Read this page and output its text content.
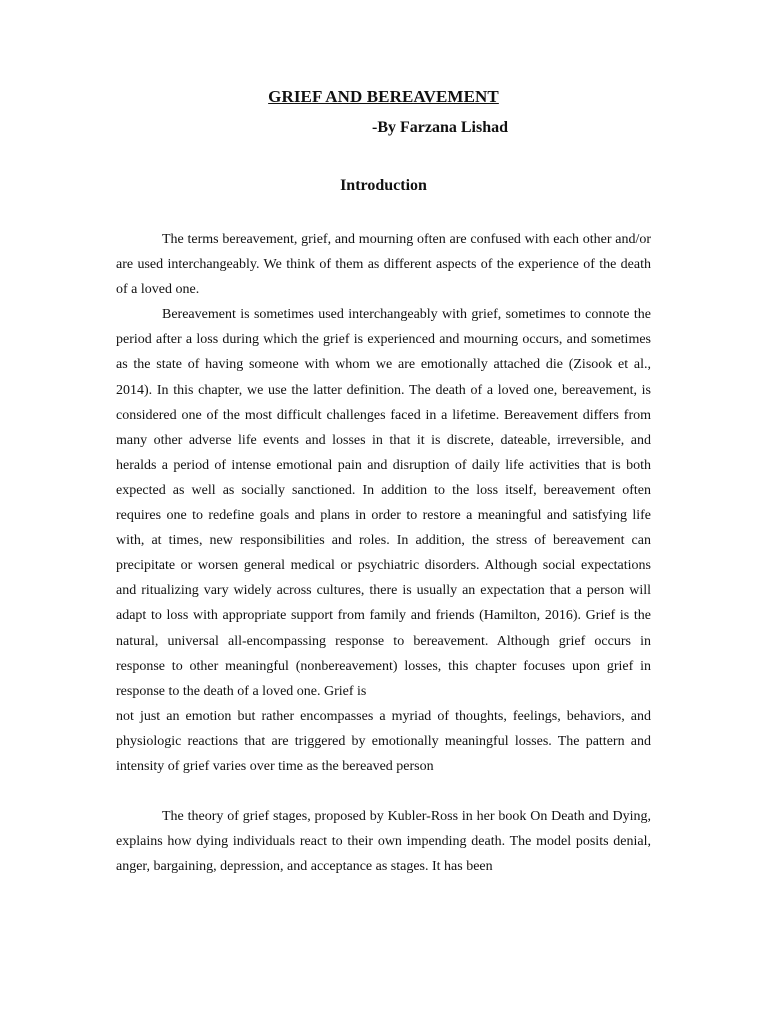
GRIEF AND BEREAVEMENT
-By Farzana Lishad
Introduction

The terms bereavement, grief, and mourning often are confused with each other and/or are used interchangeably. We think of them as different aspects of the experience of the death of a loved one.

Bereavement is sometimes used interchangeably with grief, sometimes to connote the period after a loss during which the grief is experienced and mourning occurs, and sometimes as the state of having someone with whom we are emotionally attached die (Zisook et al., 2014). In this chapter, we use the latter definition. The death of a loved one, bereavement, is considered one of the most difficult challenges faced in a lifetime. Bereavement differs from many other adverse life events and losses in that it is discrete, dateable, irreversible, and heralds a period of intense emotional pain and disruption of daily life activities that is both expected as well as socially sanctioned. In addition to the loss itself, bereavement often requires one to redefine goals and plans in order to restore a meaningful and satisfying life with, at times, new responsibilities and roles. In addition, the stress of bereavement can precipitate or worsen general medical or psychiatric disorders. Although social expectations and ritualizing vary widely across cultures, there is usually an expectation that a person will adapt to loss with appropriate support from family and friends (Hamilton, 2016). Grief is the natural, universal all-encompassing response to bereavement. Although grief occurs in response to other meaningful (nonbereavement) losses, this chapter focuses upon grief in response to the death of a loved one. Grief is

not just an emotion but rather encompasses a myriad of thoughts, feelings, behaviors, and physiologic reactions that are triggered by emotionally meaningful losses. The pattern and intensity of grief varies over time as the bereaved person

The theory of grief stages, proposed by Kubler-Ross in her book On Death and Dying, explains how dying individuals react to their own impending death. The model posits denial, anger, bargaining, depression, and acceptance as stages. It has been
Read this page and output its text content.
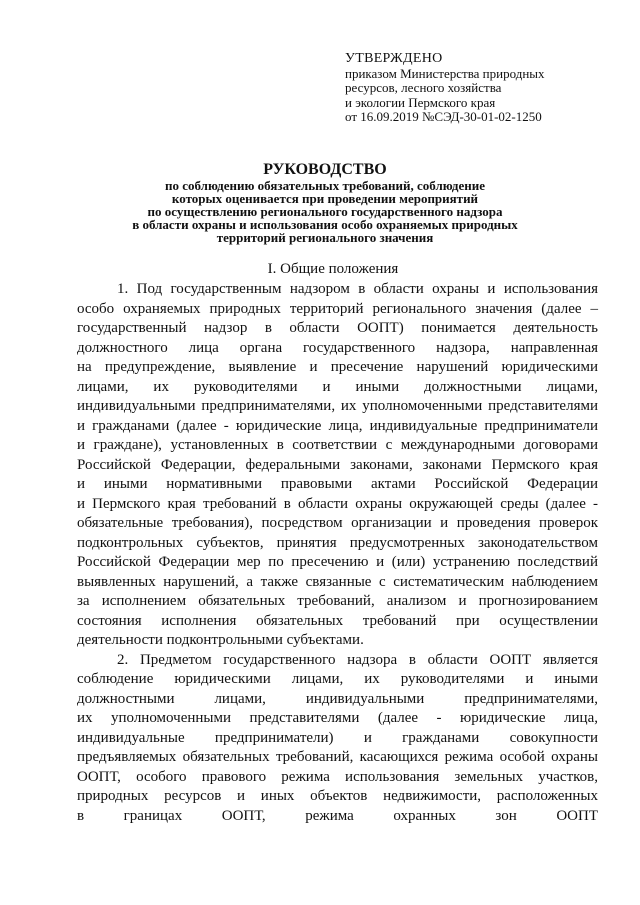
УТВЕРЖДЕНО
приказом Министерства природных
ресурсов, лесного хозяйства
и экологии Пермского края
от 16.09.2019 №СЭД-30-01-02-1250
РУКОВОДСТВО
по соблюдению обязательных требований, соблюдение
которых оценивается при проведении мероприятий
по осуществлению регионального государственного надзора
в области охраны и использования особо охраняемых природных
территорий регионального значения
I. Общие положения
1. Под государственным надзором в области охраны и использования
особо охраняемых природных территорий регионального значения (далее –
государственный надзор в области ООПТ) понимается деятельность
должностного лица органа государственного надзора, направленная
на предупреждение, выявление и пресечение нарушений юридическими
лицами, их руководителями и иными должностными лицами,
индивидуальными предпринимателями, их уполномоченными представителями
и гражданами (далее - юридические лица, индивидуальные предприниматели
и граждане), установленных в соответствии с международными договорами
Российской Федерации, федеральными законами, законами Пермского края
и иными нормативными правовыми актами Российской Федерации
и Пермского края требований в области охраны окружающей среды (далее -
обязательные требования), посредством организации и проведения проверок
подконтрольных субъектов, принятия предусмотренных законодательством
Российской Федерации мер по пресечению и (или) устранению последствий
выявленных нарушений, а также связанные с систематическим наблюдением
за исполнением обязательных требований, анализом и прогнозированием
состояния исполнения обязательных требований при осуществлении
деятельности подконтрольными субъектами.
2. Предметом государственного надзора в области ООПТ является
соблюдение юридическими лицами, их руководителями и иными
должностными лицами, индивидуальными предпринимателями,
их уполномоченными представителями (далее - юридические лица,
индивидуальные предприниматели) и гражданами совокупности
предъявляемых обязательных требований, касающихся режима особой охраны
ООПТ, особого правового режима использования земельных участков,
природных ресурсов и иных объектов недвижимости, расположенных
в границах ООПТ, режима охранных зон ООПТ
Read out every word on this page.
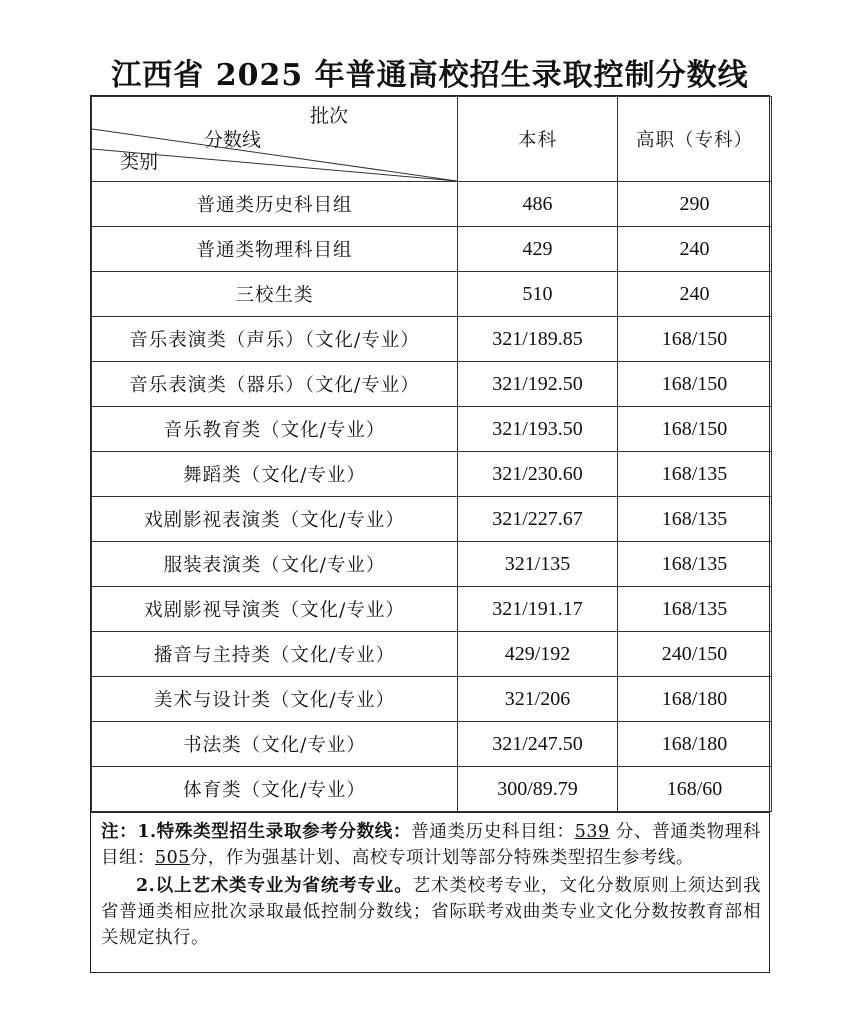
江西省 2025 年普通高校招生录取控制分数线
批次
分数线
类别	本科	高职（专科）
普通类历史科目组	486	290
普通类物理科目组	429	240
三校生类	510	240
音乐表演类（声乐）（文化/专业）	321/189.85	168/150
音乐表演类（器乐）（文化/专业）	321/192.50	168/150
音乐教育类（文化/专业）	321/193.50	168/150
舞蹈类（文化/专业）	321/230.60	168/135
戏剧影视表演类（文化/专业）	321/227.67	168/135
服装表演类（文化/专业）	321/135	168/135
戏剧影视导演类（文化/专业）	321/191.17	168/135
播音与主持类（文化/专业）	429/192	240/150
美术与设计类（文化/专业）	321/206	168/180
书法类（文化/专业）	321/247.50	168/180
体育类（文化/专业）	300/89.79	168/60

注：1.特殊类型招生录取参考分数线：普通类历史科目组：539 分、普通类物理科目组：505分，作为强基计划、高校专项计划等部分特殊类型招生参考线。

2.以上艺术类专业为省统考专业。艺术类校考专业，文化分数原则上须达到我省普通类相应批次录取最低控制分数线；省际联考戏曲类专业文化分数按教育部相关规定执行。
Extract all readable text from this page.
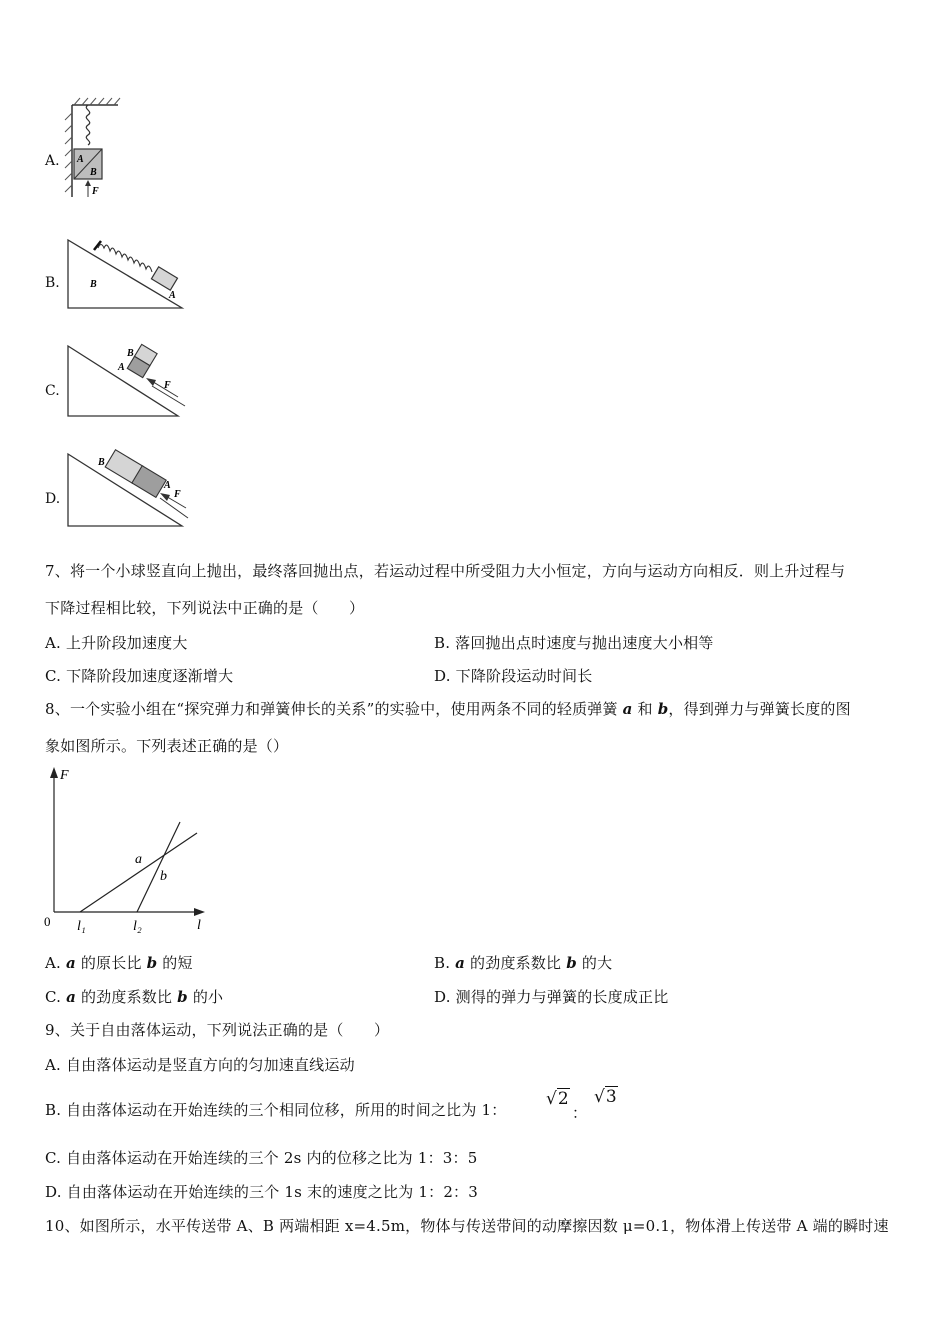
A. A
B
F
B.	B
A
C.
B
A
F
D.
B
A
F
7、将一个小球竖直向上抛出，最终落回抛出点，若运动过程中所受阻力大小恒定，方向与运动方向相反．则上升过程与
下降过程相比较，下列说法中正确的是（　　）
A. 上升阶段加速度大	B. 落回抛出点时速度与抛出速度大小相等
C. 下降阶段加速度逐渐增大	D. 下降阶段运动时间长
8、一个实验小组在“探究弹力和弹簧伸长的关系”的实验中，使用两条不同的轻质弹簧 a 和 b，得到弹力与弹簧长度的图
象如图所示。下列表述正确的是（）
F
l
0
a
b
l₁	l₂
A. a 的原长比 b 的短	B. a 的劲度系数比 b 的大
C. a 的劲度系数比 b 的小	D. 测得的弹力与弹簧的长度成正比
9、关于自由落体运动，下列说法正确的是（　　）
A. 自由落体运动是竖直方向的匀加速直线运动
B. 自由落体运动在开始连续的三个相同位移，所用的时间之比为 1：
√2
：
√3
C. 自由落体运动在开始连续的三个 2s 内的位移之比为 1：3：5
D. 自由落体运动在开始连续的三个 1s 末的速度之比为 1：2：3
10、如图所示，水平传送带 A、B 两端相距 x=4.5m，物体与传送带间的动摩擦因数 μ=0.1，物体滑上传送带 A 端的瞬时速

☆ ☆ ☆ ☆ ☆

The task
Look through the entries above and list every line containing "ресурсов".

The answer
ресурсов, лесного хозяйства
природных ресурсов и иных объектов недвижимости, расположенных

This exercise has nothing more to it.